GIVEN PROBLEM: Output the data below in full, character for character.

Entries from a dataset
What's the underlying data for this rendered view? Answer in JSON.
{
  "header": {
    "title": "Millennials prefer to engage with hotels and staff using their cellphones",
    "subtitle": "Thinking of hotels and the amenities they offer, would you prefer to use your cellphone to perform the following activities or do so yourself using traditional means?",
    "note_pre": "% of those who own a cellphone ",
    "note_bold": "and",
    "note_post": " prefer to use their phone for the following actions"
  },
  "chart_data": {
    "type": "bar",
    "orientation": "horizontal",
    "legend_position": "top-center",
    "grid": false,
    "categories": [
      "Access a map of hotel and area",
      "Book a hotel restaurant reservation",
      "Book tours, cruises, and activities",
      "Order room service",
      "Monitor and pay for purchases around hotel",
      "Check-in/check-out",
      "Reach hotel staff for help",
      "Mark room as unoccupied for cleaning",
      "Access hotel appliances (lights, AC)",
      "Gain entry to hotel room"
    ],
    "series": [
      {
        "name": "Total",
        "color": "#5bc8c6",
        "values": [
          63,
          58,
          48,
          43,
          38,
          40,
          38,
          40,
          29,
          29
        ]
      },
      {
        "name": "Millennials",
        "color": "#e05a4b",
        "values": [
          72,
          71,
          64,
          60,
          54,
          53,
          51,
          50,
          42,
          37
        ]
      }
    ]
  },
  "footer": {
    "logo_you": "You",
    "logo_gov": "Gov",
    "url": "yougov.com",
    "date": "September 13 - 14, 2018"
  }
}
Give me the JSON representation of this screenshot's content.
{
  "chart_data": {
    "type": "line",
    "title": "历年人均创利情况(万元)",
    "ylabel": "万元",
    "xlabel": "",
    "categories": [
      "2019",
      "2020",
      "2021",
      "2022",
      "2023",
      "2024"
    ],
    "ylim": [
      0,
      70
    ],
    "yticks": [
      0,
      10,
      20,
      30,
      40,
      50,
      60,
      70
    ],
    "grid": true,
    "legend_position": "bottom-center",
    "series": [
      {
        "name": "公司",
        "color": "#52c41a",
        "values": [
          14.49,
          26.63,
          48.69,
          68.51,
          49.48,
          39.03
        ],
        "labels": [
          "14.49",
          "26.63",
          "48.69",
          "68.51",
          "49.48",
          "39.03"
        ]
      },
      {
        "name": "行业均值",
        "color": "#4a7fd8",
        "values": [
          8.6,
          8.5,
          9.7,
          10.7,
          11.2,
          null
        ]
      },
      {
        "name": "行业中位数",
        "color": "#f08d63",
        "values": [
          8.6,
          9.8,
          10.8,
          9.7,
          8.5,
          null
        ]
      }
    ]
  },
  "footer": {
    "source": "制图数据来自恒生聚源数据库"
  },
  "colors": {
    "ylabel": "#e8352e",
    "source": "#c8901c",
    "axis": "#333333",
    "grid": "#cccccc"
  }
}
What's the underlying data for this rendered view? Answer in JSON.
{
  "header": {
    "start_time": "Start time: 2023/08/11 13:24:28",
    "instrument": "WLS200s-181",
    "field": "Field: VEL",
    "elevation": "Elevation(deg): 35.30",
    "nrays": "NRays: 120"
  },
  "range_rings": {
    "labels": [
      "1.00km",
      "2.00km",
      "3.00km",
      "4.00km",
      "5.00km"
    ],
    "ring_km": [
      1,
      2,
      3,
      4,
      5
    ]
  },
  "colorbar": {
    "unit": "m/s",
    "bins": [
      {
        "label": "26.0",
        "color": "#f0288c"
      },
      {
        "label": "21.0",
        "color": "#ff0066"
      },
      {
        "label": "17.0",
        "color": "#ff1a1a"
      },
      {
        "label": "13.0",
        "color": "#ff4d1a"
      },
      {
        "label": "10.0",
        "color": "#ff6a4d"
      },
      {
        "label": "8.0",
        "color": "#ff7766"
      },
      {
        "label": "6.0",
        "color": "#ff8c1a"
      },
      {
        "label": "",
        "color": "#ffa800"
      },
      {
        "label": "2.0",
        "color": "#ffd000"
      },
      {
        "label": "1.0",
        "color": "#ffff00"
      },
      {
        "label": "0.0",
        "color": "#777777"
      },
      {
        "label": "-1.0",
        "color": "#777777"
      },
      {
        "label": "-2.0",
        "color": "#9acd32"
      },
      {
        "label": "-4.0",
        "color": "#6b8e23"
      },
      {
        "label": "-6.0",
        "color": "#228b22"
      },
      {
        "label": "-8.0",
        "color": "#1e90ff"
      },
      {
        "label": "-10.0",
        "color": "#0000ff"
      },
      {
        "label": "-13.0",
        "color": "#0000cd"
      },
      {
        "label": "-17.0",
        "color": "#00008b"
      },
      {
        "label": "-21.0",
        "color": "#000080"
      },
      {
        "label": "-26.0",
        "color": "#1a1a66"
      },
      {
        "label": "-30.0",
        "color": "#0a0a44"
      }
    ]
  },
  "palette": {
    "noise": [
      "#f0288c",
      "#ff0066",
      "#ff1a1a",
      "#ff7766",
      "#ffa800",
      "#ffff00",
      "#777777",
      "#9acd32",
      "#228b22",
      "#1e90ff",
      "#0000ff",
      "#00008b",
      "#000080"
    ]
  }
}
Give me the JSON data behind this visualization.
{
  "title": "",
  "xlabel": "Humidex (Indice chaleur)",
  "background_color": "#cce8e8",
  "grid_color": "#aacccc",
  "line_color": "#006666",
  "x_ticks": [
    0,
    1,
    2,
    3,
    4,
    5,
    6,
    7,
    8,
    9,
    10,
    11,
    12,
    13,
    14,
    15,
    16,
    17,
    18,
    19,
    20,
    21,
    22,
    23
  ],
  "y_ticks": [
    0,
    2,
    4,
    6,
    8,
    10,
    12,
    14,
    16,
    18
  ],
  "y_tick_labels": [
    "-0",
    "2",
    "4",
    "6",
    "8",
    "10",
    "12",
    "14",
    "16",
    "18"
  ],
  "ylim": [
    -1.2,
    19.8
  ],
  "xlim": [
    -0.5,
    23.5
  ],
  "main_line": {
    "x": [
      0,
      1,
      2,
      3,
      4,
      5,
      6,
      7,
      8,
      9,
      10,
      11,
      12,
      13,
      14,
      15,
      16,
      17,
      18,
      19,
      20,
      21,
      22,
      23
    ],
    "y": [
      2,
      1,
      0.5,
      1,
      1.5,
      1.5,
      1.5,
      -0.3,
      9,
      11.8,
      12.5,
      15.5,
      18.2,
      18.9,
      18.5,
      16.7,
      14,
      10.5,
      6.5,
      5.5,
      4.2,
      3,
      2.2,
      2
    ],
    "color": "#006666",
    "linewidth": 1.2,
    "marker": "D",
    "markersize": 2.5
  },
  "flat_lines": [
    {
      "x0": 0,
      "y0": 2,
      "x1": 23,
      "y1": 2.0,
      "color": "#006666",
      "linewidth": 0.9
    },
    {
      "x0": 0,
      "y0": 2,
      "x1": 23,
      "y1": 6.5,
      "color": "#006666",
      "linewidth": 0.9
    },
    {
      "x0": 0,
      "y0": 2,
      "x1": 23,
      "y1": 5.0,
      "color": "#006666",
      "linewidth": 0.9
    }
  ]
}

OUTPUT:
What's the underlying data for this rendered view? Answer in JSON.
{
  "header": {
    "title": "Millennials prefer to engage with hotels and staff using their cellphones",
    "subtitle": "Thinking of hotels and the amenities they offer, would you prefer to use your cellphone to perform the following activities or do so yourself using traditional means?",
    "note_pre": "% of those who own a cellphone ",
    "note_bold": "and",
    "note_post": " prefer to use their phone for the following actions"
  },
  "chart_data": {
    "type": "bar",
    "orientation": "horizontal",
    "legend_position": "top-center",
    "grid": false,
    "categories": [
      "Access a map of hotel and area",
      "Book a hotel restaurant reservation",
      "Book tours, cruises, and activities",
      "Order room service",
      "Monitor and pay for purchases around hotel",
      "Check-in/check-out",
      "Reach hotel staff for help",
      "Mark room as unoccupied for cleaning",
      "Access hotel appliances (lights, AC)",
      "Gain entry to hotel room"
    ],
    "series": [
      {
        "name": "Total",
        "color": "#5bc8c6",
        "values": [
          63,
          58,
          48,
          43,
          38,
          40,
          38,
          40,
          29,
          29
        ]
      },
      {
        "name": "Millennials",
        "color": "#e05a4b",
        "values": [
          72,
          71,
          64,
          60,
          54,
          53,
          51,
          50,
          42,
          37
        ]
      }
    ]
  },
  "footer": {
    "logo_you": "You",
    "logo_gov": "Gov",
    "url": "yougov.com",
    "date": "September 13 - 14, 2018"
  }
}
Give me the JSON representation of this screenshot's content.
{
  "chart_data": {
    "type": "line",
    "title": "历年人均创利情况(万元)",
    "ylabel": "万元",
    "xlabel": "",
    "categories": [
      "2019",
      "2020",
      "2021",
      "2022",
      "2023",
      "2024"
    ],
    "ylim": [
      0,
      70
    ],
    "yticks": [
      0,
      10,
      20,
      30,
      40,
      50,
      60,
      70
    ],
    "grid": true,
    "legend_position": "bottom-center",
    "series": [
      {
        "name": "公司",
        "color": "#52c41a",
        "values": [
          14.49,
          26.63,
          48.69,
          68.51,
          49.48,
          39.03
        ],
        "labels": [
          "14.49",
          "26.63",
          "48.69",
          "68.51",
          "49.48",
          "39.03"
        ]
      },
      {
        "name": "行业均值",
        "color": "#4a7fd8",
        "values": [
          8.6,
          8.5,
          9.7,
          10.7,
          11.2,
          null
        ]
      },
      {
        "name": "行业中位数",
        "color": "#f08d63",
        "values": [
          8.6,
          9.8,
          10.8,
          9.7,
          8.5,
          null
        ]
      }
    ]
  },
  "footer": {
    "source": "制图数据来自恒生聚源数据库"
  },
  "colors": {
    "ylabel": "#e8352e",
    "source": "#c8901c",
    "axis": "#333333",
    "grid": "#cccccc"
  }
}
What's the underlying data for this rendered view? Answer in JSON.
{
  "header": {
    "start_time": "Start time: 2023/08/11 13:24:28",
    "instrument": "WLS200s-181",
    "field": "Field: VEL",
    "elevation": "Elevation(deg): 35.30",
    "nrays": "NRays: 120"
  },
  "range_rings": {
    "labels": [
      "1.00km",
      "2.00km",
      "3.00km",
      "4.00km",
      "5.00km"
    ],
    "ring_km": [
      1,
      2,
      3,
      4,
      5
    ]
  },
  "colorbar": {
    "unit": "m/s",
    "bins": [
      {
        "label": "26.0",
        "color": "#f0288c"
      },
      {
        "label": "21.0",
        "color": "#ff0066"
      },
      {
        "label": "17.0",
        "color": "#ff1a1a"
      },
      {
        "label": "13.0",
        "color": "#ff4d1a"
      },
      {
        "label": "10.0",
        "color": "#ff6a4d"
      },
      {
        "label": "8.0",
        "color": "#ff7766"
      },
      {
        "label": "6.0",
        "color": "#ff8c1a"
      },
      {
        "label": "",
        "color": "#ffa800"
      },
      {
        "label": "2.0",
        "color": "#ffd000"
      },
      {
        "label": "1.0",
        "color": "#ffff00"
      },
      {
        "label": "0.0",
        "color": "#777777"
      },
      {
        "label": "-1.0",
        "color": "#777777"
      },
      {
        "label": "-2.0",
        "color": "#9acd32"
      },
      {
        "label": "-4.0",
        "color": "#6b8e23"
      },
      {
        "label": "-6.0",
        "color": "#228b22"
      },
      {
        "label": "-8.0",
        "color": "#1e90ff"
      },
      {
        "label": "-10.0",
        "color": "#0000ff"
      },
      {
        "label": "-13.0",
        "color": "#0000cd"
      },
      {
        "label": "-17.0",
        "color": "#00008b"
      },
      {
        "label": "-21.0",
        "color": "#000080"
      },
      {
        "label": "-26.0",
        "color": "#1a1a66"
      },
      {
        "label": "-30.0",
        "color": "#0a0a44"
      }
    ]
  },
  "palette": {
    "noise": [
      "#f0288c",
      "#ff0066",
      "#ff1a1a",
      "#ff7766",
      "#ffa800",
      "#ffff00",
      "#777777",
      "#9acd32",
      "#228b22",
      "#1e90ff",
      "#0000ff",
      "#00008b",
      "#000080"
    ]
  }
}
Give me the JSON data behind this visualization.
{
  "title": "",
  "xlabel": "Humidex (Indice chaleur)",
  "background_color": "#cce8e8",
  "grid_color": "#aacccc",
  "line_color": "#006666",
  "x_ticks": [
    0,
    1,
    2,
    3,
    4,
    5,
    6,
    7,
    8,
    9,
    10,
    11,
    12,
    13,
    14,
    15,
    16,
    17,
    18,
    19,
    20,
    21,
    22,
    23
  ],
  "y_ticks": [
    0,
    2,
    4,
    6,
    8,
    10,
    12,
    14,
    16,
    18
  ],
  "y_tick_labels": [
    "-0",
    "2",
    "4",
    "6",
    "8",
    "10",
    "12",
    "14",
    "16",
    "18"
  ],
  "ylim": [
    -1.2,
    19.8
  ],
  "xlim": [
    -0.5,
    23.5
  ],
  "main_line": {
    "x": [
      0,
      1,
      2,
      3,
      4,
      5,
      6,
      7,
      8,
      9,
      10,
      11,
      12,
      13,
      14,
      15,
      16,
      17,
      18,
      19,
      20,
      21,
      22,
      23
    ],
    "y": [
      2,
      1,
      0.5,
      1,
      1.5,
      1.5,
      1.5,
      -0.3,
      9,
      11.8,
      12.5,
      15.5,
      18.2,
      18.9,
      18.5,
      16.7,
      14,
      10.5,
      6.5,
      5.5,
      4.2,
      3,
      2.2,
      2
    ],
    "color": "#006666",
    "linewidth": 1.2,
    "marker": "D",
    "markersize": 2.5
  },
  "flat_lines": [
    {
      "x0": 0,
      "y0": 2,
      "x1": 23,
      "y1": 2.0,
      "color": "#006666",
      "linewidth": 0.9
    },
    {
      "x0": 0,
      "y0": 2,
      "x1": 23,
      "y1": 6.5,
      "color": "#006666",
      "linewidth": 0.9
    },
    {
      "x0": 0,
      "y0": 2,
      "x1": 23,
      "y1": 5.0,
      "color": "#006666",
      "linewidth": 0.9
    }
  ]
}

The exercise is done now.